AIM OF THE EXERCISE
Count the lines in the items below that contain the word "screenshot", and reply with only that number.

THE DATA
↓↓↓

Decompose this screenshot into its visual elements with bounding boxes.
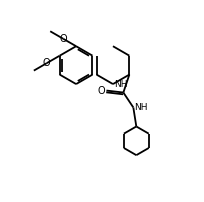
Text: NH: NH — [115, 80, 128, 88]
Text: O: O — [98, 85, 105, 96]
Text: O: O — [59, 34, 67, 44]
Text: O: O — [43, 58, 51, 68]
Text: NH: NH — [134, 103, 148, 112]
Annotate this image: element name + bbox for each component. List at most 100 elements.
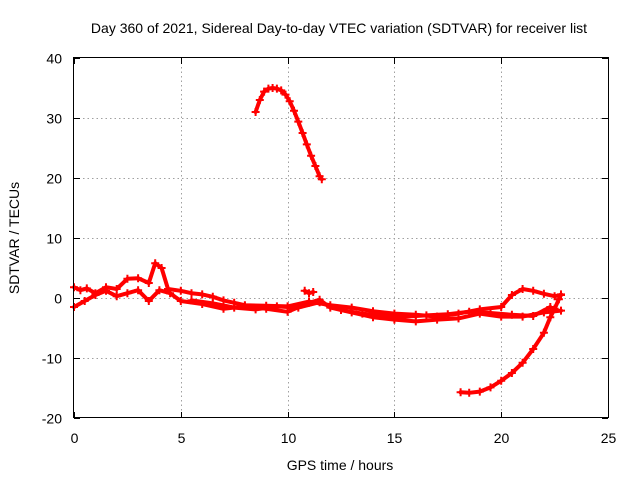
y-tick-label: 10	[46, 231, 62, 247]
x-tick-label: 10	[281, 430, 297, 446]
data-point	[272, 84, 281, 93]
data-point	[497, 376, 506, 385]
data-point	[518, 358, 527, 367]
data-point	[529, 312, 538, 320]
data-point	[123, 289, 132, 298]
data-point	[358, 309, 367, 318]
data-point	[144, 297, 153, 305]
series-line-arc-main-b	[72, 288, 563, 324]
y-tick-label: -20	[42, 411, 62, 427]
data-point	[539, 289, 548, 298]
data-point	[251, 305, 260, 314]
data-point	[529, 345, 538, 353]
data-point	[277, 86, 286, 95]
data-point	[317, 175, 326, 184]
grid	[74, 58, 608, 418]
data-point	[507, 291, 516, 299]
data-point	[486, 309, 495, 317]
y-tick-label: 20	[46, 171, 62, 187]
data-point	[187, 296, 196, 305]
x-tick-label: 20	[494, 430, 510, 446]
data-point	[529, 286, 538, 295]
data-point	[307, 151, 316, 160]
data-point	[300, 286, 309, 295]
x-tick-labels: 0 5 10 15 20 25	[71, 430, 617, 446]
x-tick-label: 0	[71, 430, 79, 446]
data-point	[518, 285, 527, 293]
data-point	[456, 388, 465, 397]
x-axis-label: GPS time / hours	[287, 457, 394, 473]
data-point	[302, 140, 311, 149]
data-point	[337, 306, 345, 314]
data-point	[454, 314, 463, 323]
data-point	[557, 290, 565, 299]
data-point	[475, 387, 484, 396]
data-point	[208, 299, 217, 308]
data-point	[290, 106, 298, 115]
data-point	[539, 328, 548, 337]
data-point	[507, 310, 516, 319]
data-point	[230, 303, 239, 312]
data-point	[144, 279, 153, 287]
data-point	[82, 284, 91, 293]
y-tick-labels: -20 -10 0 10 20 30 40	[42, 51, 62, 427]
data-point	[281, 90, 290, 99]
data-point	[91, 291, 100, 299]
y-axis-label: SDTVAR / TECUs	[6, 182, 22, 294]
data-point	[151, 259, 160, 268]
data-point	[311, 162, 320, 170]
data-point	[176, 286, 185, 295]
data-point	[507, 369, 516, 377]
data-point	[285, 97, 294, 106]
data-point	[294, 117, 303, 126]
data-point	[294, 303, 303, 312]
x-tick-label: 5	[178, 430, 186, 446]
data-point	[550, 304, 559, 313]
data-point	[112, 285, 121, 293]
data-point	[134, 274, 143, 283]
series-line-arc-main-a	[72, 261, 563, 319]
data-point	[123, 274, 132, 283]
data-point	[546, 303, 555, 311]
y-tick-label: 0	[54, 291, 62, 307]
data-point	[76, 286, 85, 295]
data-point	[497, 303, 506, 311]
data-point	[433, 315, 442, 324]
data-point	[272, 302, 281, 311]
data-point	[80, 297, 89, 305]
data-point	[443, 310, 452, 319]
data-point	[219, 296, 228, 305]
data-point	[557, 306, 565, 315]
data-point	[554, 295, 563, 304]
data-point	[550, 292, 559, 301]
data-point	[283, 307, 292, 316]
data-point	[198, 290, 207, 299]
data-point	[305, 289, 313, 298]
data-point	[102, 286, 110, 295]
axis-ticks	[74, 58, 609, 419]
y-tick-label: 30	[46, 111, 62, 127]
data-point	[251, 108, 260, 116]
data-point	[486, 383, 495, 392]
data-point	[298, 129, 307, 137]
y-tick-label: 40	[46, 51, 62, 67]
plot-frame	[73, 57, 609, 418]
data-point	[134, 286, 143, 295]
data-point	[309, 288, 318, 296]
data-point	[465, 307, 474, 316]
data-point	[465, 388, 474, 397]
data-point	[422, 311, 431, 320]
x-tick-label: 15	[387, 430, 403, 446]
data-point	[260, 87, 269, 96]
data-point	[546, 313, 555, 322]
y-tick-label: -10	[42, 351, 62, 367]
data-point	[166, 289, 175, 298]
data-point	[255, 96, 264, 104]
data-point	[176, 297, 185, 305]
data-series	[70, 84, 565, 397]
data-point	[155, 286, 164, 295]
chart-title: Day 360 of 2021, Sidereal Day-to-day VTE…	[91, 20, 587, 36]
data-point	[187, 289, 196, 298]
data-point	[315, 298, 324, 307]
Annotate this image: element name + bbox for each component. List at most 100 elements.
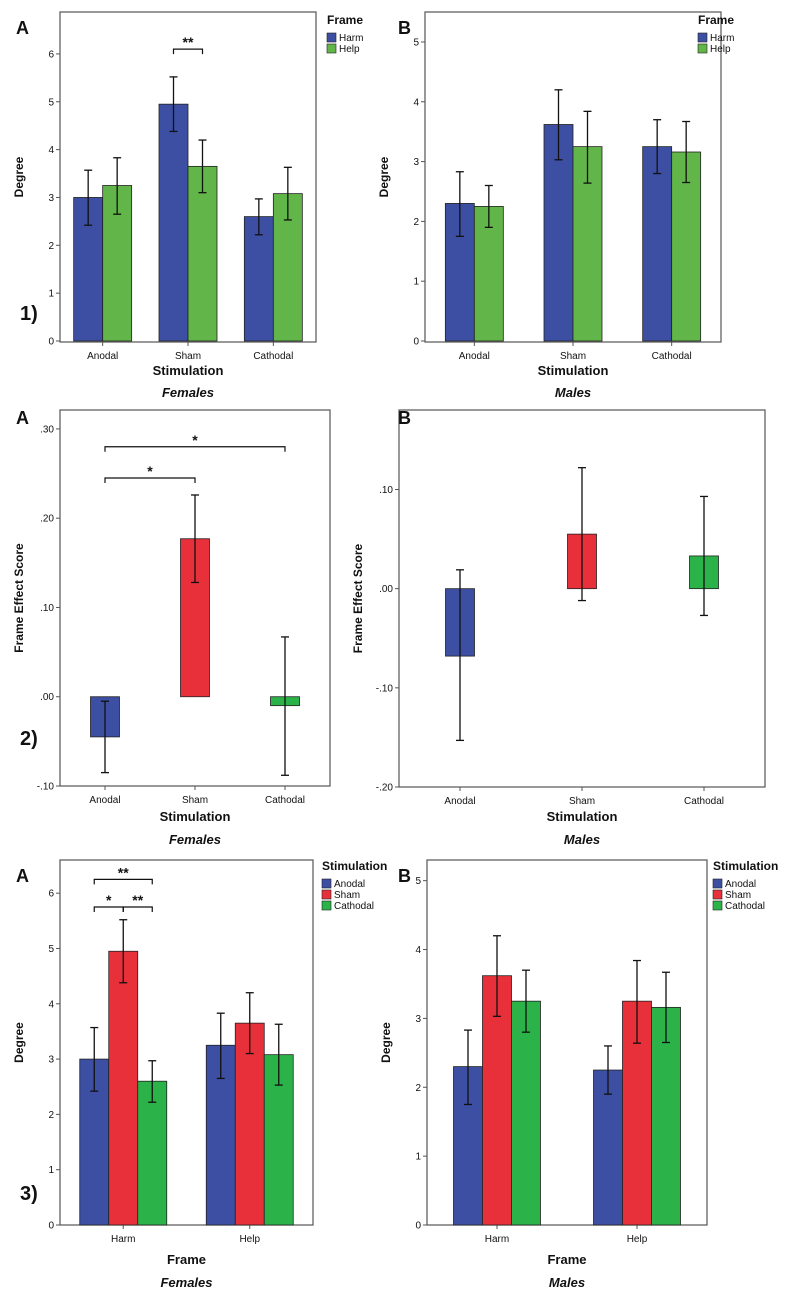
chart-panel-6: 0 1 2 3 4 5 Degree Frame Males B Harm Help Stimulati… xyxy=(379,859,778,1290)
y-tick-label: 2 xyxy=(413,217,419,228)
bar xyxy=(593,1069,623,1226)
legend-swatch xyxy=(712,878,723,889)
y-tick-label: 0 xyxy=(48,337,54,348)
y-tick-label: 5 xyxy=(48,944,54,955)
plot-frame xyxy=(426,859,708,1226)
legend-swatch xyxy=(326,32,337,43)
y-tick-label: 6 xyxy=(48,49,54,60)
y-axis-title: Degree xyxy=(12,156,26,197)
significance-bracket xyxy=(104,477,196,484)
x-tick-label: Help xyxy=(627,1234,648,1245)
y-tick-label: 0 xyxy=(413,337,419,348)
bar xyxy=(243,216,274,342)
significance-label: * xyxy=(106,892,112,908)
significance-label: ** xyxy=(183,34,194,50)
x-axis-title: Stimulation xyxy=(160,809,231,824)
legend-title: Stimulation xyxy=(713,859,778,873)
y-tick-label: .00 xyxy=(379,584,393,595)
legend-title: Frame xyxy=(327,13,363,27)
y-tick-label: 5 xyxy=(413,37,419,48)
chart-subtitle: Females xyxy=(169,832,221,847)
x-axis-title: Frame xyxy=(167,1252,206,1267)
y-tick-label: 1 xyxy=(48,1165,54,1176)
y-tick-label: 4 xyxy=(413,97,419,108)
chart-panel-1: 0 1 2 3 4 5 6 Degree Stimulation Females A 1) Anodal… xyxy=(12,11,363,400)
y-tick-label: 1 xyxy=(415,1152,421,1163)
significance-label: * xyxy=(192,432,198,448)
legend-swatch xyxy=(321,889,332,900)
y-tick-label: .30 xyxy=(40,424,54,435)
bar xyxy=(187,165,218,342)
significance-label: * xyxy=(147,463,153,479)
panel-label: A xyxy=(16,18,29,38)
legend-label: Sham xyxy=(334,890,360,901)
x-tick-label: Sham xyxy=(175,351,201,362)
bar xyxy=(473,206,504,342)
row-label: 3) xyxy=(20,1183,38,1205)
legend-swatch xyxy=(321,900,332,911)
legend-label: Harm xyxy=(339,33,363,44)
panel-label: A xyxy=(16,408,29,428)
legend-label: Cathodal xyxy=(334,901,374,912)
significance-bracket xyxy=(172,48,204,55)
x-tick-label: Anodal xyxy=(89,795,120,806)
chart-panel-3: -.10 .00 .10 .20 .30 Frame Effect Score Stimul… xyxy=(12,408,331,847)
legend-title: Stimulation xyxy=(322,859,387,873)
y-axis-title: Degree xyxy=(12,1022,26,1063)
y-tick-label: .10 xyxy=(40,603,54,614)
y-tick-label: 5 xyxy=(48,97,54,108)
y-tick-label: 5 xyxy=(415,876,421,887)
y-axis-title: Degree xyxy=(379,1022,393,1063)
bar xyxy=(137,1080,168,1226)
y-tick-label: 2 xyxy=(415,1083,421,1094)
y-tick-label: -.10 xyxy=(376,683,394,694)
bar xyxy=(543,124,574,342)
bar xyxy=(234,1022,265,1226)
bar xyxy=(158,103,189,342)
legend-label: Help xyxy=(710,44,731,55)
y-tick-label: 6 xyxy=(48,889,54,900)
y-tick-label: 1 xyxy=(413,277,419,288)
y-axis-title: Frame Effect Score xyxy=(351,543,365,653)
legend-swatch xyxy=(326,43,337,54)
y-tick-label: 3 xyxy=(48,193,54,204)
y-tick-label: 4 xyxy=(415,945,421,956)
chart-subtitle: Males xyxy=(564,832,600,847)
chart-subtitle: Females xyxy=(162,385,214,400)
x-axis-title: Stimulation xyxy=(538,363,609,378)
legend-swatch xyxy=(697,43,708,54)
x-tick-label: Harm xyxy=(485,1234,509,1245)
plot-frame xyxy=(59,859,314,1226)
y-tick-label: -.20 xyxy=(376,783,394,794)
row-label: 2) xyxy=(20,728,38,750)
x-tick-label: Help xyxy=(239,1234,260,1245)
y-tick-label: 0 xyxy=(415,1221,421,1232)
legend-swatch xyxy=(712,900,723,911)
bar xyxy=(671,151,702,342)
legend-label: Anodal xyxy=(725,879,756,890)
significance-bracket xyxy=(93,878,153,885)
x-tick-label: Anodal xyxy=(444,796,475,807)
x-tick-label: Cathodal xyxy=(684,796,724,807)
legend-title: Frame xyxy=(698,13,734,27)
y-tick-label: 3 xyxy=(48,1055,54,1066)
x-tick-label: Cathodal xyxy=(265,795,305,806)
y-tick-label: 3 xyxy=(415,1014,421,1025)
x-axis-title: Frame xyxy=(547,1252,586,1267)
y-tick-label: 2 xyxy=(48,241,54,252)
chart-panel-2: 0 1 2 3 4 5 Degree Stimulation Males B Anodal Sham C… xyxy=(377,11,734,400)
y-tick-label: 0 xyxy=(48,1221,54,1232)
x-axis-title: Stimulation xyxy=(547,809,618,824)
bar xyxy=(108,950,139,1226)
y-tick-label: .20 xyxy=(40,514,54,525)
panel-label: B xyxy=(398,18,411,38)
legend-label: Harm xyxy=(710,33,734,44)
legend-label: Help xyxy=(339,44,360,55)
chart-subtitle: Males xyxy=(549,1275,585,1290)
legend-label: Anodal xyxy=(334,879,365,890)
y-axis-title: Degree xyxy=(377,156,391,197)
panel-label: B xyxy=(398,866,411,886)
legend-swatch xyxy=(712,889,723,900)
x-tick-label: Anodal xyxy=(87,351,118,362)
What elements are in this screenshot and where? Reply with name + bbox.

↑↑↑

TASK SOLUTION
2